Take down each entry exactly as written.

DATA SHOWN:

"""

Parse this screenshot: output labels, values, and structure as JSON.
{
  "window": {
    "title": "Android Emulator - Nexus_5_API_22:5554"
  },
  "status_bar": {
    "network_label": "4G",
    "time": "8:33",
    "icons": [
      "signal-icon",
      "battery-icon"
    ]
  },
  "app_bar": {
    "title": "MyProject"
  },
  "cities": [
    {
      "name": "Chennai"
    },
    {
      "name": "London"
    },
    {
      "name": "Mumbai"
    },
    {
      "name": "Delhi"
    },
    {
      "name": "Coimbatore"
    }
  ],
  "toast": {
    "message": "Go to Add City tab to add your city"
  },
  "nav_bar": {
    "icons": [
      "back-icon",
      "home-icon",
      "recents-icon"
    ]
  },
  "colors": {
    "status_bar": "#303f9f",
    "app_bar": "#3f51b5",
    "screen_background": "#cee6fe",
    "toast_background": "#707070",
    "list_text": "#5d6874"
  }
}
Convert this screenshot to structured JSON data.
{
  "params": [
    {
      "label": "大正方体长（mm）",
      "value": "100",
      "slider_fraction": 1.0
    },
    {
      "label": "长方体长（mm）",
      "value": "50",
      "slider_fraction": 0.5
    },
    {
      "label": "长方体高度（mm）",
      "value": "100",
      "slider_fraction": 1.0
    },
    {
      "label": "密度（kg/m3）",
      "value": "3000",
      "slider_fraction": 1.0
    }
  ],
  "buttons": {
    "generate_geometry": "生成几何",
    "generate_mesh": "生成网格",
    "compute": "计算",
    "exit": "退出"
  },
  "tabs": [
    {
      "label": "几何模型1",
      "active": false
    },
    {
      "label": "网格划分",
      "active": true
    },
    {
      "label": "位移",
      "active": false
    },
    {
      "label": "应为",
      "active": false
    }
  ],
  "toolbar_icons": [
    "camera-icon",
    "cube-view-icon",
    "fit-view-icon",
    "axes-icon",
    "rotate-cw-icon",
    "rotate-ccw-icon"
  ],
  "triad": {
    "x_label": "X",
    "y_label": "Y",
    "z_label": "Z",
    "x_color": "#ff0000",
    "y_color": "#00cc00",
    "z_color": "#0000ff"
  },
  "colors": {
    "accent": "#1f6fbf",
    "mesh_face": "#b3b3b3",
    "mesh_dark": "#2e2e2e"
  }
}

"""

TASK RESULT:
Parse this screenshot: output labels, values, and structure as JSON.
{
  "window": {
    "title": "Android Emulator - Nexus_5_API_22:5554"
  },
  "status_bar": {
    "network_label": "4G",
    "time": "8:33",
    "icons": [
      "signal-icon",
      "battery-icon"
    ]
  },
  "app_bar": {
    "title": "MyProject"
  },
  "cities": [
    {
      "name": "Chennai"
    },
    {
      "name": "London"
    },
    {
      "name": "Mumbai"
    },
    {
      "name": "Delhi"
    },
    {
      "name": "Coimbatore"
    }
  ],
  "toast": {
    "message": "Go to Add City tab to add your city"
  },
  "nav_bar": {
    "icons": [
      "back-icon",
      "home-icon",
      "recents-icon"
    ]
  },
  "colors": {
    "status_bar": "#303f9f",
    "app_bar": "#3f51b5",
    "screen_background": "#cee6fe",
    "toast_background": "#707070",
    "list_text": "#5d6874"
  }
}
Convert this screenshot to structured JSON data.
{
  "params": [
    {
      "label": "大正方体长（mm）",
      "value": "100",
      "slider_fraction": 1.0
    },
    {
      "label": "长方体长（mm）",
      "value": "50",
      "slider_fraction": 0.5
    },
    {
      "label": "长方体高度（mm）",
      "value": "100",
      "slider_fraction": 1.0
    },
    {
      "label": "密度（kg/m3）",
      "value": "3000",
      "slider_fraction": 1.0
    }
  ],
  "buttons": {
    "generate_geometry": "生成几何",
    "generate_mesh": "生成网格",
    "compute": "计算",
    "exit": "退出"
  },
  "tabs": [
    {
      "label": "几何模型1",
      "active": false
    },
    {
      "label": "网格划分",
      "active": true
    },
    {
      "label": "位移",
      "active": false
    },
    {
      "label": "应为",
      "active": false
    }
  ],
  "toolbar_icons": [
    "camera-icon",
    "cube-view-icon",
    "fit-view-icon",
    "axes-icon",
    "rotate-cw-icon",
    "rotate-ccw-icon"
  ],
  "triad": {
    "x_label": "X",
    "y_label": "Y",
    "z_label": "Z",
    "x_color": "#ff0000",
    "y_color": "#00cc00",
    "z_color": "#0000ff"
  },
  "colors": {
    "accent": "#1f6fbf",
    "mesh_face": "#b3b3b3",
    "mesh_dark": "#2e2e2e"
  }
}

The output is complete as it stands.